* **TASK DESCRIPTION**: Please output every line of the material as it stands, without the pictures.

* **RECORDS PROVIDED**:
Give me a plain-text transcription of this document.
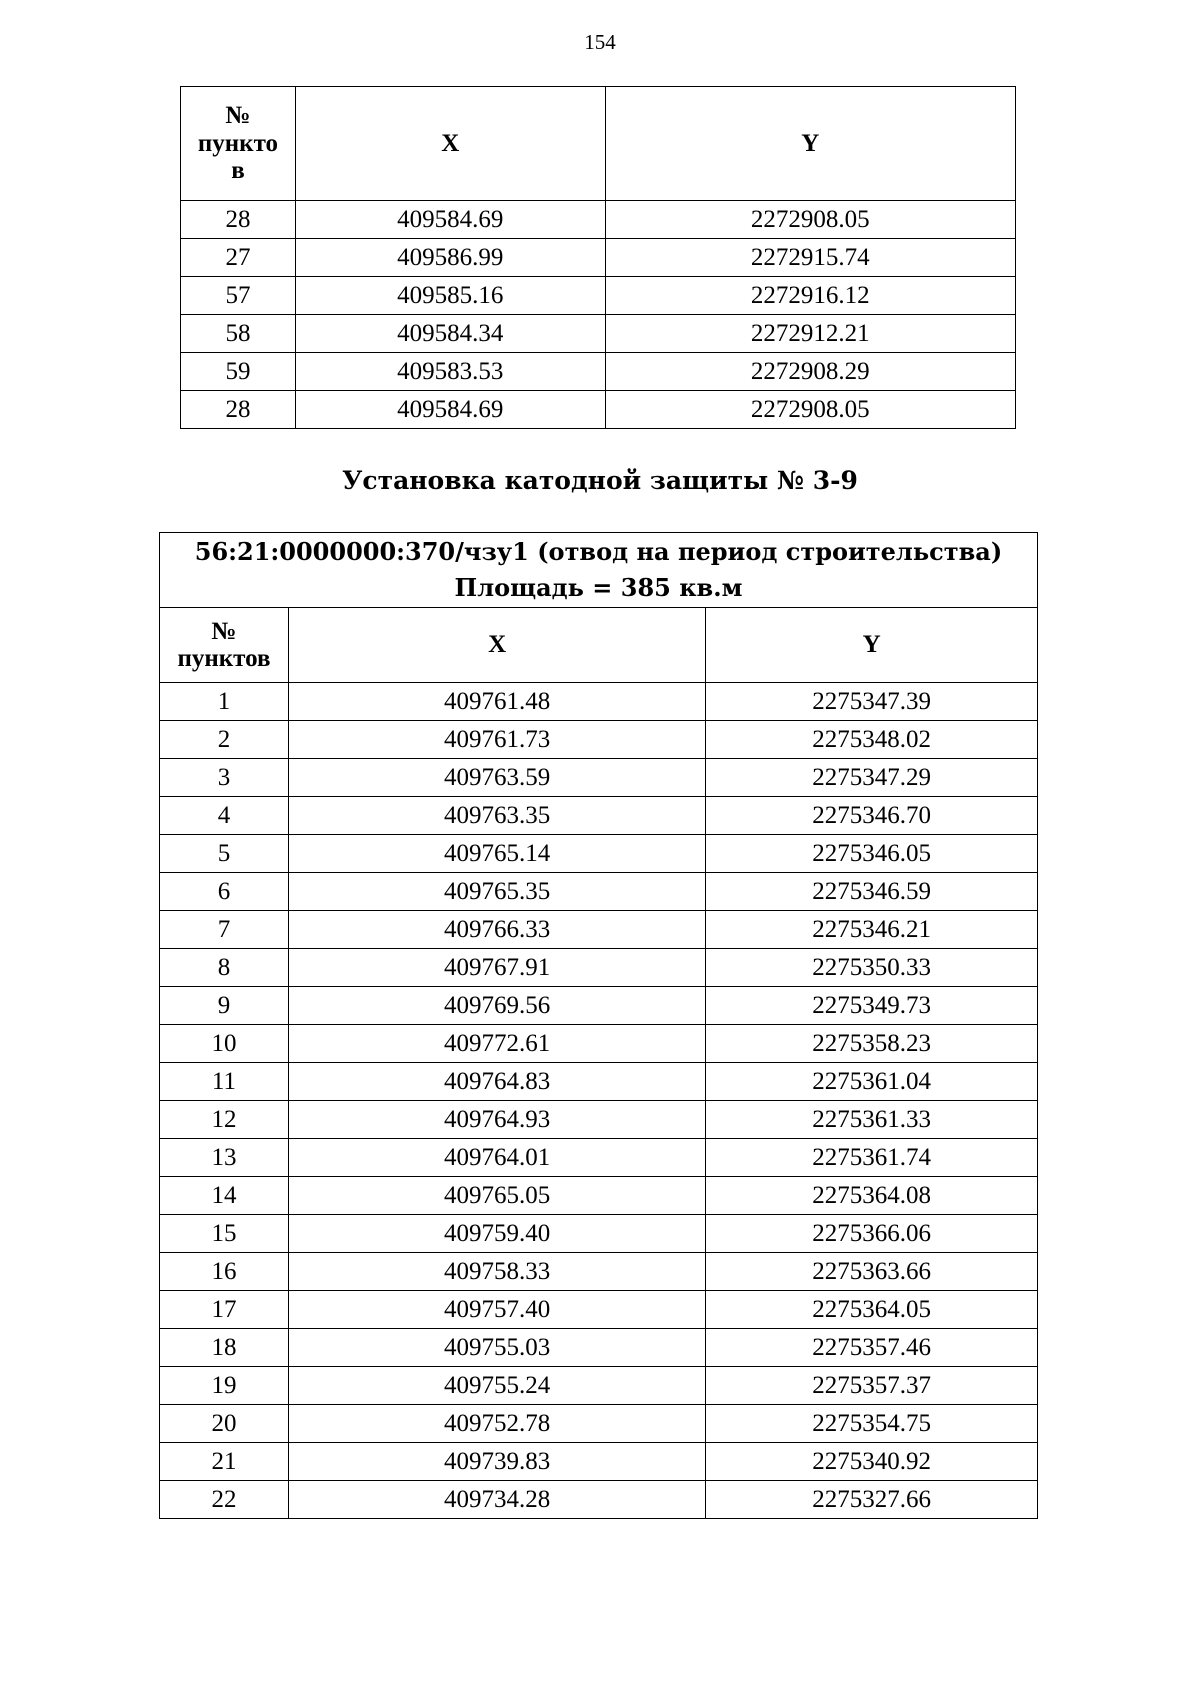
154
№
пункто
в	X	Y
28	409584.69	2272908.05
27	409586.99	2272915.74
57	409585.16	2272916.12
58	409584.34	2272912.21
59	409583.53	2272908.29
28	409584.69	2272908.05
Установка катодной защиты № 3-9
56:21:0000000:370/чзу1 (отвод на период строительства)
Площадь = 385 кв.м		

№
пунктов	X	Y
1	409761.48	2275347.39
2	409761.73	2275348.02
3	409763.59	2275347.29
4	409763.35	2275346.70
5	409765.14	2275346.05
6	409765.35	2275346.59
7	409766.33	2275346.21
8	409767.91	2275350.33
9	409769.56	2275349.73
10	409772.61	2275358.23
11	409764.83	2275361.04
12	409764.93	2275361.33
13	409764.01	2275361.74
14	409765.05	2275364.08
15	409759.40	2275366.06
16	409758.33	2275363.66
17	409757.40	2275364.05
18	409755.03	2275357.46
19	409755.24	2275357.37
20	409752.78	2275354.75
21	409739.83	2275340.92
22	409734.28	2275327.66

* **SOLUTION TO THE EXERCISE**:
Give me a plain-text transcription of this document.
154
№
пункто
в	X	Y
28	409584.69	2272908.05
27	409586.99	2272915.74
57	409585.16	2272916.12
58	409584.34	2272912.21
59	409583.53	2272908.29
28	409584.69	2272908.05
Установка катодной защиты № 3-9
56:21:0000000:370/чзу1 (отвод на период строительства)
Площадь = 385 кв.м		

№
пунктов	X	Y
1	409761.48	2275347.39
2	409761.73	2275348.02
3	409763.59	2275347.29
4	409763.35	2275346.70
5	409765.14	2275346.05
6	409765.35	2275346.59
7	409766.33	2275346.21
8	409767.91	2275350.33
9	409769.56	2275349.73
10	409772.61	2275358.23
11	409764.83	2275361.04
12	409764.93	2275361.33
13	409764.01	2275361.74
14	409765.05	2275364.08
15	409759.40	2275366.06
16	409758.33	2275363.66
17	409757.40	2275364.05
18	409755.03	2275357.46
19	409755.24	2275357.37
20	409752.78	2275354.75
21	409739.83	2275340.92
22	409734.28	2275327.66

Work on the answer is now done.